* Task *
Copy the line with "Give me a plain-text" and all lines following it through the last line of the entries, exactly as written.

* Rows *

......

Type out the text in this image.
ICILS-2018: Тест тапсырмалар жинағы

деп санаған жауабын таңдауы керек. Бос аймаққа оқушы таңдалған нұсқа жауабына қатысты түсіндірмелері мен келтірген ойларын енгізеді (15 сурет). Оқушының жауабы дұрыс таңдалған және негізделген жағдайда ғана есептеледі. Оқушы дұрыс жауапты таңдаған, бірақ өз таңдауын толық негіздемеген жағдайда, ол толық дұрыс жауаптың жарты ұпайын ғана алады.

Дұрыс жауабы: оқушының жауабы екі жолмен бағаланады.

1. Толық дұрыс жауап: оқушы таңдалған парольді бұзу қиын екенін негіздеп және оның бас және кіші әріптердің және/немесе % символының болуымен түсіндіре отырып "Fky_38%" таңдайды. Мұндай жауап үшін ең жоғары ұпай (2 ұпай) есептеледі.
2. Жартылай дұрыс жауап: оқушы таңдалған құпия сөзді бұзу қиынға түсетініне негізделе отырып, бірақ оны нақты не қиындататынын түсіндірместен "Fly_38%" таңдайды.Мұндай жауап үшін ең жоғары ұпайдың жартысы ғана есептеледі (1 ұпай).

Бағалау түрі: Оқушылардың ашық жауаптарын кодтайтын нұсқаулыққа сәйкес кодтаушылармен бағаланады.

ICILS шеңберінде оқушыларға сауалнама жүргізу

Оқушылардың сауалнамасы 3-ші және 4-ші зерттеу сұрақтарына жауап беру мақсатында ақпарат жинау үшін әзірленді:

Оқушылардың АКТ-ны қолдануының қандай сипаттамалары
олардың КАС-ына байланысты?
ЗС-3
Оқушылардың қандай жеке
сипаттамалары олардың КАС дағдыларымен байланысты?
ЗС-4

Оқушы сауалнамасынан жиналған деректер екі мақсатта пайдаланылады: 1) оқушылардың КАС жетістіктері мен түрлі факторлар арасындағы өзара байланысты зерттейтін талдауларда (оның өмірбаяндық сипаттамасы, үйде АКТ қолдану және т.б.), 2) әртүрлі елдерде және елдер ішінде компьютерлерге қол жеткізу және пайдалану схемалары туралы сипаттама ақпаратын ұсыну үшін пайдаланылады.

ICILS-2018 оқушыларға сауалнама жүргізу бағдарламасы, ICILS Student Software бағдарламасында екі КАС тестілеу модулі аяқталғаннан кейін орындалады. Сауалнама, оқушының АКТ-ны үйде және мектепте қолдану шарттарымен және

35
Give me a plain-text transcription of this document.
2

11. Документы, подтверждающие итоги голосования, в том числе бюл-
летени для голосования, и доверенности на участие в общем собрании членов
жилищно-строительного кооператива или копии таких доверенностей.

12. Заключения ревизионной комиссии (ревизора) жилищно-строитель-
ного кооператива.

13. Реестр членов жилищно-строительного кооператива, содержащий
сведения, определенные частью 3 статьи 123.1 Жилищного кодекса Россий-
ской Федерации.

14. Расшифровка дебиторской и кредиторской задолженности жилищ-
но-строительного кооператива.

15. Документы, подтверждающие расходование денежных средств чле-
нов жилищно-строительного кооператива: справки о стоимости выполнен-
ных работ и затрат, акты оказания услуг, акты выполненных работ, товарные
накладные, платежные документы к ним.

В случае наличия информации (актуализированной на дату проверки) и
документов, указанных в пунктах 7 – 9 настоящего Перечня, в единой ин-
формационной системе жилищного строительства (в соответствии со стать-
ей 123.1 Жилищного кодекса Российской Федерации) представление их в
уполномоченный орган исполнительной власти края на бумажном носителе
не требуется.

......

* Exercise answer *
Give me a plain-text transcription of this document.
2

11. Документы, подтверждающие итоги голосования, в том числе бюл-
летени для голосования, и доверенности на участие в общем собрании членов
жилищно-строительного кооператива или копии таких доверенностей.

12. Заключения ревизионной комиссии (ревизора) жилищно-строитель-
ного кооператива.

13. Реестр членов жилищно-строительного кооператива, содержащий
сведения, определенные частью 3 статьи 123.1 Жилищного кодекса Россий-
ской Федерации.

14. Расшифровка дебиторской и кредиторской задолженности жилищ-
но-строительного кооператива.

15. Документы, подтверждающие расходование денежных средств чле-
нов жилищно-строительного кооператива: справки о стоимости выполнен-
ных работ и затрат, акты оказания услуг, акты выполненных работ, товарные
накладные, платежные документы к ним.

В случае наличия информации (актуализированной на дату проверки) и
документов, указанных в пунктах 7 – 9 настоящего Перечня, в единой ин-
формационной системе жилищного строительства (в соответствии со стать-
ей 123.1 Жилищного кодекса Российской Федерации) представление их в
уполномоченный орган исполнительной власти края на бумажном носителе
не требуется.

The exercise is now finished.